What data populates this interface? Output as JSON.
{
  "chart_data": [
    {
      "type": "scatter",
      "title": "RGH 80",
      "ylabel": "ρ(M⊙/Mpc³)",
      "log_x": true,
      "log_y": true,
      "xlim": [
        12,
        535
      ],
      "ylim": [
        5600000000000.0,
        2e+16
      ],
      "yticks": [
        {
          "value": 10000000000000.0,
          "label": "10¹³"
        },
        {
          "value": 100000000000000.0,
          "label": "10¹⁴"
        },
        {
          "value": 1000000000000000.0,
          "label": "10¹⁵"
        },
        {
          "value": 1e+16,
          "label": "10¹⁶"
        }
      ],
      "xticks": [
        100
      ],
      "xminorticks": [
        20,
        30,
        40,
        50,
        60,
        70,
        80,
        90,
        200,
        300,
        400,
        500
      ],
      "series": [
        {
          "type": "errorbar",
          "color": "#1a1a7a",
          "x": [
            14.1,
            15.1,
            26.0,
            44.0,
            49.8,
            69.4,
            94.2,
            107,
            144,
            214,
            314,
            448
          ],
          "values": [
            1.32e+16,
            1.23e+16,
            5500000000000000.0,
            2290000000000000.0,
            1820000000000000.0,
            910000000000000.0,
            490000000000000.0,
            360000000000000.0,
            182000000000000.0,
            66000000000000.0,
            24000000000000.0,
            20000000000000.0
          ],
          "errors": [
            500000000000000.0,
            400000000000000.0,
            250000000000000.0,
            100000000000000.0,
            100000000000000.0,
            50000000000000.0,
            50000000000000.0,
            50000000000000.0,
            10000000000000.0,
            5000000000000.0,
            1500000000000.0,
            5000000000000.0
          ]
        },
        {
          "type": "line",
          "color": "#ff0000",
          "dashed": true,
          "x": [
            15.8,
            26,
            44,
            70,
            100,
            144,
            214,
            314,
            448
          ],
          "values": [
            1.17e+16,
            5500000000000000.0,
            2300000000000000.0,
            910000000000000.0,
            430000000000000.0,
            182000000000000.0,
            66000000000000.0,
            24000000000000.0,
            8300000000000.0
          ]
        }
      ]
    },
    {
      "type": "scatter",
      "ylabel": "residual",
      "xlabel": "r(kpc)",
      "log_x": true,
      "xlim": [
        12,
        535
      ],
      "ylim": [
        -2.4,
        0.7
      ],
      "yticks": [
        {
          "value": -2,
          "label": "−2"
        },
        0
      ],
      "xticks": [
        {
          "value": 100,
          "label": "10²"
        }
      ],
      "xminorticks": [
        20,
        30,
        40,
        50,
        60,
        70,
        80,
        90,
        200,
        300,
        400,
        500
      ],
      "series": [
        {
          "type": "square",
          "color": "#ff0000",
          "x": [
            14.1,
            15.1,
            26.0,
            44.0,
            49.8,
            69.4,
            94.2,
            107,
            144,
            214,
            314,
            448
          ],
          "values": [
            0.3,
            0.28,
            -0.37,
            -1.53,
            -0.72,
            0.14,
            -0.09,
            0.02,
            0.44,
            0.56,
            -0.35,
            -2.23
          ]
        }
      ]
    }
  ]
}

EXERCISE
From the records above, pull out every line containing the word "true".

TASK RESULT
      "log_x": true,
      "log_y": true,
          "dashed": true,
      "log_x": true,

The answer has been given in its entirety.